Dataset entries =>
——————————
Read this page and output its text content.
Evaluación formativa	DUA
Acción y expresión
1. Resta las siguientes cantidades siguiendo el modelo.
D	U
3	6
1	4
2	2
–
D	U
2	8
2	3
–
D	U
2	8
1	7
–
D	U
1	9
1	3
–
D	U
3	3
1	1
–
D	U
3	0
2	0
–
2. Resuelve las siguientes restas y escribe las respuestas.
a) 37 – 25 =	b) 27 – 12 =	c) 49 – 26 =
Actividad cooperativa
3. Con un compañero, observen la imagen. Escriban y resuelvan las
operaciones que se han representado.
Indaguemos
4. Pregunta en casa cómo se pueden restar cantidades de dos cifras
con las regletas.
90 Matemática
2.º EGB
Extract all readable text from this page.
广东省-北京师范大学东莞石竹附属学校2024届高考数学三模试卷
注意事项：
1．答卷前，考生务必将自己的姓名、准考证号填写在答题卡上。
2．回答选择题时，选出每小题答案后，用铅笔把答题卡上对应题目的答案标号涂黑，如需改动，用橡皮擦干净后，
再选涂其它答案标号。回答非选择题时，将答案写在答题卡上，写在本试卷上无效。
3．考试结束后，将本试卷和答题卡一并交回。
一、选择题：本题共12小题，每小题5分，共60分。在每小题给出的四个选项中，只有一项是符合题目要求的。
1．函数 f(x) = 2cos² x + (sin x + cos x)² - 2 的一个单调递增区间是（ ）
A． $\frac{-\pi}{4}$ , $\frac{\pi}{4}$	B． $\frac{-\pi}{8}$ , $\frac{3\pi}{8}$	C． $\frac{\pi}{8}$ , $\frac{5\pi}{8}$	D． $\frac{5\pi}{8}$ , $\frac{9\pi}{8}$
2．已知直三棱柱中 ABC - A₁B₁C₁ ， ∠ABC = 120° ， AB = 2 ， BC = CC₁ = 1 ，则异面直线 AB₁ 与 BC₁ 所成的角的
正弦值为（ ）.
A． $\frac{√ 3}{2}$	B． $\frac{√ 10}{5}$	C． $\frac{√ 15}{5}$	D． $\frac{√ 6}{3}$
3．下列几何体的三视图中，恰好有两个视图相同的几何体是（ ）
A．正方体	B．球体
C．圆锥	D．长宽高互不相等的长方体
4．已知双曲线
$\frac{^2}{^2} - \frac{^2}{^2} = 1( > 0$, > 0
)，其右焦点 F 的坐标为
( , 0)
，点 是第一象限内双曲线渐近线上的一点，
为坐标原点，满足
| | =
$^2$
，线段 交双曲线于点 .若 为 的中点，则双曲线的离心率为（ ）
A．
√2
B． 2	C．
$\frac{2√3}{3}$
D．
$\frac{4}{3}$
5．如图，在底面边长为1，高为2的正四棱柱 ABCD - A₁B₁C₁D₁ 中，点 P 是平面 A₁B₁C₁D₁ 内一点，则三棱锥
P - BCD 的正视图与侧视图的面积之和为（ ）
——————————
DIRECTIVE => Reproduce each line verbatim.

RESULT =>
Read this page and output its text content.
Evaluación formativa	DUA
Acción y expresión
1. Resta las siguientes cantidades siguiendo el modelo.
D	U
3	6
1	4
2	2
–
D	U
2	8
2	3
–
D	U
2	8
1	7
–
D	U
1	9
1	3
–
D	U
3	3
1	1
–
D	U
3	0
2	0
–
2. Resuelve las siguientes restas y escribe las respuestas.
a) 37 – 25 =	b) 27 – 12 =	c) 49 – 26 =
Actividad cooperativa
3. Con un compañero, observen la imagen. Escriban y resuelvan las
operaciones que se han representado.
Indaguemos
4. Pregunta en casa cómo se pueden restar cantidades de dos cifras
con las regletas.
90 Matemática
2.º EGB
Extract all readable text from this page.
广东省-北京师范大学东莞石竹附属学校2024届高考数学三模试卷
注意事项：
1．答卷前，考生务必将自己的姓名、准考证号填写在答题卡上。
2．回答选择题时，选出每小题答案后，用铅笔把答题卡上对应题目的答案标号涂黑，如需改动，用橡皮擦干净后，
再选涂其它答案标号。回答非选择题时，将答案写在答题卡上，写在本试卷上无效。
3．考试结束后，将本试卷和答题卡一并交回。
一、选择题：本题共12小题，每小题5分，共60分。在每小题给出的四个选项中，只有一项是符合题目要求的。
1．函数 f(x) = 2cos² x + (sin x + cos x)² - 2 的一个单调递增区间是（ ）
A． $\frac{-\pi}{4}$ , $\frac{\pi}{4}$	B． $\frac{-\pi}{8}$ , $\frac{3\pi}{8}$	C． $\frac{\pi}{8}$ , $\frac{5\pi}{8}$	D． $\frac{5\pi}{8}$ , $\frac{9\pi}{8}$
2．已知直三棱柱中 ABC - A₁B₁C₁ ， ∠ABC = 120° ， AB = 2 ， BC = CC₁ = 1 ，则异面直线 AB₁ 与 BC₁ 所成的角的
正弦值为（ ）.
A． $\frac{√ 3}{2}$	B． $\frac{√ 10}{5}$	C． $\frac{√ 15}{5}$	D． $\frac{√ 6}{3}$
3．下列几何体的三视图中，恰好有两个视图相同的几何体是（ ）
A．正方体	B．球体
C．圆锥	D．长宽高互不相等的长方体
4．已知双曲线
$\frac{^2}{^2} - \frac{^2}{^2} = 1( > 0$, > 0
)，其右焦点 F 的坐标为
( , 0)
，点 是第一象限内双曲线渐近线上的一点，
为坐标原点，满足
| | =
$^2$
，线段 交双曲线于点 .若 为 的中点，则双曲线的离心率为（ ）
A．
√2
B． 2	C．
$\frac{2√3}{3}$
D．
$\frac{4}{3}$
5．如图，在底面边长为1，高为2的正四棱柱 ABCD - A₁B₁C₁D₁ 中，点 P 是平面 A₁B₁C₁D₁ 内一点，则三棱锥
P - BCD 的正视图与侧视图的面积之和为（ ）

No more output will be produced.